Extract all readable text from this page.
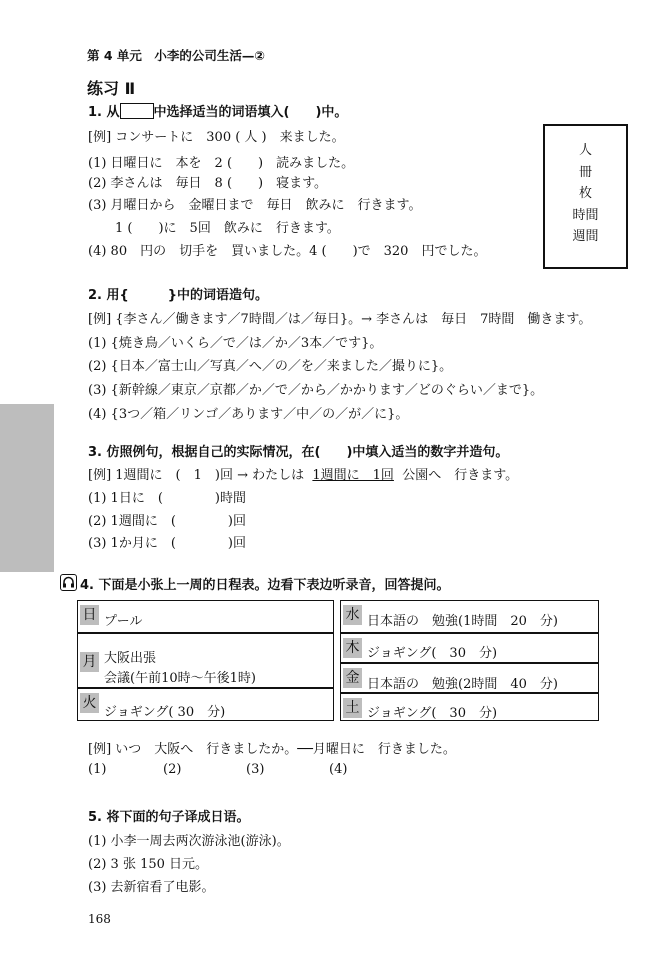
第 4 单元　小李的公司生活—②
练习 Ⅱ
1. 从	中选择适当的词语填入(　　)中。
[例] コンサートに　300 ( 人 )　来ました。
(1) 日曜日に　本を　2 (　　)　読みました。
(2) 李さんは　毎日　8 (　　)　寝ます。
(3) 月曜日から　金曜日まで　毎日　飲みに　行きます。
1 (　　)に　5回　飲みに　行きます。
(4) 80　円の　切手を　買いました。4 (　　)で　320　円でした。
人
冊
枚
時間
週間
2. 用{　　　}中的词语造句。
[例] {李さん／働きます／7時間／は／毎日}。→ 李さんは　毎日　7時間　働きます。
(1) {焼き鳥／いくら／で／は／か／3本／です}。
(2) {日本／富士山／写真／へ／の／を／来ました／撮りに}。
(3) {新幹線／東京／京都／か／で／から／かかります／どのぐらい／まで}。
(4) {3つ／箱／リンゴ／あります／中／の／が／に}。
3. 仿照例句，根据自己的实际情况，在(　　)中填入适当的数字并造句。
[例] 1週間に　(　1　)回 → わたしは 1週間に　1回 公園へ　行きます。
(1) 1日に　(　　　　)時間
(2) 1週間に　(　　　　)回
(3) 1か月に　(　　　　)回
4. 下面是小张上一周的日程表。边看下表边听录音，回答提问。
日 プール
月 大阪出張
会議(午前10時～午後1時)
火
ジョギング( 30　分)
水 日本語の　勉強(1時間　20　分)
木 ジョギング(　30　分)
金 日本語の　勉強(2時間　40　分)
土 ジョギング(　30　分)
[例] いつ　大阪へ　行きましたか。──月曜日に　行きました。
(1)	(2)	(3)	(4)
5. 将下面的句子译成日语。
(1) 小李一周去两次游泳池(游泳)。
(2) 3 张 150 日元。
(3) 去新宿看了电影。
168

____

• Written exercise:
Search the lines for "来ました". Copy each line that has it.

• Expected answer:
[例] コンサートに　300 ( 人 )　来ました。
(2) {日本／富士山／写真／へ／の／を／来ました／撮りに}。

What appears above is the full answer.